(Lines of data)
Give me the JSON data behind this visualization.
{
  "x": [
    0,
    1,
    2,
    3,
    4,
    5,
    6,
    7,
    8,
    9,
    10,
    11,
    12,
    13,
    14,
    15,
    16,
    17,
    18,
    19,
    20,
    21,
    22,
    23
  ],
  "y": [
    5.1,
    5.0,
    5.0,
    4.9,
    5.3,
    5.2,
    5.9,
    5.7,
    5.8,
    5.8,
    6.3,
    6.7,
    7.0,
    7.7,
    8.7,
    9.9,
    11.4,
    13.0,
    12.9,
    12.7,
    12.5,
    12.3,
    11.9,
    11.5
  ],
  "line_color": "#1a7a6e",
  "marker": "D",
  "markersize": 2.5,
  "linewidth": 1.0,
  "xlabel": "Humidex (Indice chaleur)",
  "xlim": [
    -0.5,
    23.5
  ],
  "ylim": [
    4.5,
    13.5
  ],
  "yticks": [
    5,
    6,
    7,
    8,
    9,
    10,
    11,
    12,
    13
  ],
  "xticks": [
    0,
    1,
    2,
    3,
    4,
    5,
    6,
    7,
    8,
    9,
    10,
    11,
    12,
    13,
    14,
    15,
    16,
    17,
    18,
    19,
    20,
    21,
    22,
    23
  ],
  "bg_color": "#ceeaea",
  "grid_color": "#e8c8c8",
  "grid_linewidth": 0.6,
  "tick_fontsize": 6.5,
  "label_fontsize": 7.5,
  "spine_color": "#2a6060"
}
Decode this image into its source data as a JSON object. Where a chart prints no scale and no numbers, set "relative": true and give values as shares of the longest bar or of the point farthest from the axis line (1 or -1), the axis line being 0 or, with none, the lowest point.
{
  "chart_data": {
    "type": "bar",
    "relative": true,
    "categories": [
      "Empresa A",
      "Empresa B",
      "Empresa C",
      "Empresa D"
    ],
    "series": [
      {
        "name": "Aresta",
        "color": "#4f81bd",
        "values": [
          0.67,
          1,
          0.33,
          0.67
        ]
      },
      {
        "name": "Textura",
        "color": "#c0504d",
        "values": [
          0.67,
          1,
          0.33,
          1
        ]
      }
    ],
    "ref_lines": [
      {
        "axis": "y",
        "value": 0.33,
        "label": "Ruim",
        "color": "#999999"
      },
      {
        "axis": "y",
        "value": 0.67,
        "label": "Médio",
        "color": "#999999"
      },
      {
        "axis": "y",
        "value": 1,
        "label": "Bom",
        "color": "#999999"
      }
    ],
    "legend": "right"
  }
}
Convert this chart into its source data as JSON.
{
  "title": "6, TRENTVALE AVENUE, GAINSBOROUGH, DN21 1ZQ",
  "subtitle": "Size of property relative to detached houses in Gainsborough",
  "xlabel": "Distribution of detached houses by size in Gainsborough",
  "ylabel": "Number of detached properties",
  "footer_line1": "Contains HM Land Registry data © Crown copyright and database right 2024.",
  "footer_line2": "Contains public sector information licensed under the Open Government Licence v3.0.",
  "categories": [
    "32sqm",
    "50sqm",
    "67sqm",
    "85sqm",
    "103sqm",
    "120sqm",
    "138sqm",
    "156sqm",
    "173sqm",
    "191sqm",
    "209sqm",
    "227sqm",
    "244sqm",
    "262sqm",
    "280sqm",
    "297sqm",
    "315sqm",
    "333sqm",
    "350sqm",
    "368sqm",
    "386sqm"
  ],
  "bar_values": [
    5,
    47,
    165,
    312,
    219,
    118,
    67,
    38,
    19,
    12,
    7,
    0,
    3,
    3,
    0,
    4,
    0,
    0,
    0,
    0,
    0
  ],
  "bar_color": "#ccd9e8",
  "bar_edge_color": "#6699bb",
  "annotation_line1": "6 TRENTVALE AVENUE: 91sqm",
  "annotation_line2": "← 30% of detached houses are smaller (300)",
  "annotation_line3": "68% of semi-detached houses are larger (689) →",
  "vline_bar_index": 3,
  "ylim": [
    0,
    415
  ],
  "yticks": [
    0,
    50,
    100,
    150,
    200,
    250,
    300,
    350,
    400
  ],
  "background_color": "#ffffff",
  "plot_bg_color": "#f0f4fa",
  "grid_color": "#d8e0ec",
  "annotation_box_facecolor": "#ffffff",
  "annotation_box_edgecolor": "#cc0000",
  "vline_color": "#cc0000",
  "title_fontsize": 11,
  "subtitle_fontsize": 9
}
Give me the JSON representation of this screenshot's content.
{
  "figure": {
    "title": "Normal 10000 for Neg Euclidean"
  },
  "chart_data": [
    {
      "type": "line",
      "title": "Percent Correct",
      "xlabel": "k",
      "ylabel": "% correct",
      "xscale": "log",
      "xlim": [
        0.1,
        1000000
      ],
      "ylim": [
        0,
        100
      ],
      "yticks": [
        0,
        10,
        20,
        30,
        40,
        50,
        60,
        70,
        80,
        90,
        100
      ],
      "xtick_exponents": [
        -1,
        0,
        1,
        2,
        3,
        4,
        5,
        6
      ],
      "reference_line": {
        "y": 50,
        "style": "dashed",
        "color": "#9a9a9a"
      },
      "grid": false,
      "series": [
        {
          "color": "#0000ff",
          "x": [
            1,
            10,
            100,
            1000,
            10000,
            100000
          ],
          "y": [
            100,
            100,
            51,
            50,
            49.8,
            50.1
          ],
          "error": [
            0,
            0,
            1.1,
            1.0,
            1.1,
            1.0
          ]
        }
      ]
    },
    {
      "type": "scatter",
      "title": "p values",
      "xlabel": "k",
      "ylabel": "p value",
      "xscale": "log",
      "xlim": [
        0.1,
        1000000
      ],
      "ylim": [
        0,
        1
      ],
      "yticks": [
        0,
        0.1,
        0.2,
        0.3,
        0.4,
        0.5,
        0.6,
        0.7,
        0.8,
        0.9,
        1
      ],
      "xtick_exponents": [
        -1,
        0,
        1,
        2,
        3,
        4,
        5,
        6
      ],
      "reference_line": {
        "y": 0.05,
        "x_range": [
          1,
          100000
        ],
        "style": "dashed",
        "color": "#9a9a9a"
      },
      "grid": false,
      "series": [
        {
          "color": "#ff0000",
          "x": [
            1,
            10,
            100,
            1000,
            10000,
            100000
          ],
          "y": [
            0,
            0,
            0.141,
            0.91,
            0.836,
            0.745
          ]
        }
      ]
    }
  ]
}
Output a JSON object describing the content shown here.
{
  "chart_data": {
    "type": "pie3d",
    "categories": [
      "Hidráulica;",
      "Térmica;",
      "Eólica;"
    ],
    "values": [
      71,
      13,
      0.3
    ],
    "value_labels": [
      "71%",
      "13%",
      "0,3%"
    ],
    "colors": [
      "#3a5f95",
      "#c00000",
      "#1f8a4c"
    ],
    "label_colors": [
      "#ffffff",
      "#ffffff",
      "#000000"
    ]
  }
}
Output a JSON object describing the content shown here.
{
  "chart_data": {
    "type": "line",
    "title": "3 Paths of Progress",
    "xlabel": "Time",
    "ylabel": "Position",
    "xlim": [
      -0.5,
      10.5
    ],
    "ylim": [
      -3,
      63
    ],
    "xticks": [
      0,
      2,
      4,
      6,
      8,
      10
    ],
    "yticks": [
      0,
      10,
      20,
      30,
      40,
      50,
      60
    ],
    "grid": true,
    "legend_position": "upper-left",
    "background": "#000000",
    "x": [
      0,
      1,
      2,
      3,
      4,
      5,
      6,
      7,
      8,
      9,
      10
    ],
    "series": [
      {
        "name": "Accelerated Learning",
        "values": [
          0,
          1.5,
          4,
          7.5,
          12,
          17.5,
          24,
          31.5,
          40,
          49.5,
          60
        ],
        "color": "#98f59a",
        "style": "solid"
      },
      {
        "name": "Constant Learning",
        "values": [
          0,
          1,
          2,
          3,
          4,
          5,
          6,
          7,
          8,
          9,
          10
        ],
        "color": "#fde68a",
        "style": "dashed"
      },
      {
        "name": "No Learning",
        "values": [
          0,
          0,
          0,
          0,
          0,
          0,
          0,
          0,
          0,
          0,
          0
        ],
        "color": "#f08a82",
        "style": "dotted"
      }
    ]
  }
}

#### [Objective]
Tally the lines in this data that hold the word "into" and state only the count.

#### [Response]
2